Required action:
Below are some records. How many of their lines contain the string "JSON"? Give the number only.

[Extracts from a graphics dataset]
********************
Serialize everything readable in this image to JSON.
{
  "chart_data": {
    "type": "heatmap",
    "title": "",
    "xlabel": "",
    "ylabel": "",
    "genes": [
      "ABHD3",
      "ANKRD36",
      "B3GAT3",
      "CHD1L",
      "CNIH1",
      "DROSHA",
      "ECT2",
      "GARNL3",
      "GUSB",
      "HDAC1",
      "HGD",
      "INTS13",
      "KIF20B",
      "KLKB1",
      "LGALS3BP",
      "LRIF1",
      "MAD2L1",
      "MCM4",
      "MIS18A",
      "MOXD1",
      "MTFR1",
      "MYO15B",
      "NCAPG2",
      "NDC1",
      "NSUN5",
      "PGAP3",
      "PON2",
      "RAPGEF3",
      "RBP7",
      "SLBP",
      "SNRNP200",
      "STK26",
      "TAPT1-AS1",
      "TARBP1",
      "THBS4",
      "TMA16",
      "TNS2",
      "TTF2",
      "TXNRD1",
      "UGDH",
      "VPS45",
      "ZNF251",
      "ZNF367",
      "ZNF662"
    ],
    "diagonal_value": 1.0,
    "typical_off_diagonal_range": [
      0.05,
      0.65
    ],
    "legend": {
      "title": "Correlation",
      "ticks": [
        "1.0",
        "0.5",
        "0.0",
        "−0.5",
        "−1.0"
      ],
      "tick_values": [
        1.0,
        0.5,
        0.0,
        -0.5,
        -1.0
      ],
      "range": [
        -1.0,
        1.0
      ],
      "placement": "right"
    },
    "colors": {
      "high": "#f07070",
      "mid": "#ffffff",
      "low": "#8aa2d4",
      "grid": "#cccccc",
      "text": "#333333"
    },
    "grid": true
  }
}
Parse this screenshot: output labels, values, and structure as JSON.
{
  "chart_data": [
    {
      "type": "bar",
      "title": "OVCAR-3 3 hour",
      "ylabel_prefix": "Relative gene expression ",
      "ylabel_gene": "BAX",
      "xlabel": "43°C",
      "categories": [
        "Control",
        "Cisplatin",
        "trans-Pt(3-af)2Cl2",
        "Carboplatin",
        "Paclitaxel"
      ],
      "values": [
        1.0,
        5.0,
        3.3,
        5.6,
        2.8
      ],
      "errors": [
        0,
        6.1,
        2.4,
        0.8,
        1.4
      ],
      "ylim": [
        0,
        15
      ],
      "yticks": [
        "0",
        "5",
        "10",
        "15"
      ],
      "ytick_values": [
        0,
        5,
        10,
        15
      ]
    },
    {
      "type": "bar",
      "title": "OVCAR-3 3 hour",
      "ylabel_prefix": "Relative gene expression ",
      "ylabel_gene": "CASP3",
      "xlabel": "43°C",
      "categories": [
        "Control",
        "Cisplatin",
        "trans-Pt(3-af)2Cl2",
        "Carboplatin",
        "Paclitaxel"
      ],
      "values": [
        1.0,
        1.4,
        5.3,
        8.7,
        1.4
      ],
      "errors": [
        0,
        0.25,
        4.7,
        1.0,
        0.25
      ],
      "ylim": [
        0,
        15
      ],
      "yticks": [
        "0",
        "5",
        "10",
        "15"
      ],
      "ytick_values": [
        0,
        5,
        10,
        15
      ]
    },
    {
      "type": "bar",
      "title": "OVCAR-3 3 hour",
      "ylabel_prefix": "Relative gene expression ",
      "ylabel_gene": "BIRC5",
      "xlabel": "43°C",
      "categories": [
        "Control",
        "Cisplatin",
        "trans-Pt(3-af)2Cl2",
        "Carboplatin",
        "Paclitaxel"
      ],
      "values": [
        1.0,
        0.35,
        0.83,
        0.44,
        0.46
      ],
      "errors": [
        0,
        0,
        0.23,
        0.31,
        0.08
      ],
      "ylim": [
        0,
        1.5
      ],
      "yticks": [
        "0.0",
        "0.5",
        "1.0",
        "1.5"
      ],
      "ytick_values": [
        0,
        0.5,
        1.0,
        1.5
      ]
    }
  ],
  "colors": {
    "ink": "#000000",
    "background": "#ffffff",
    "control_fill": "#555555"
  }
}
********************
Answer to this exercise:
2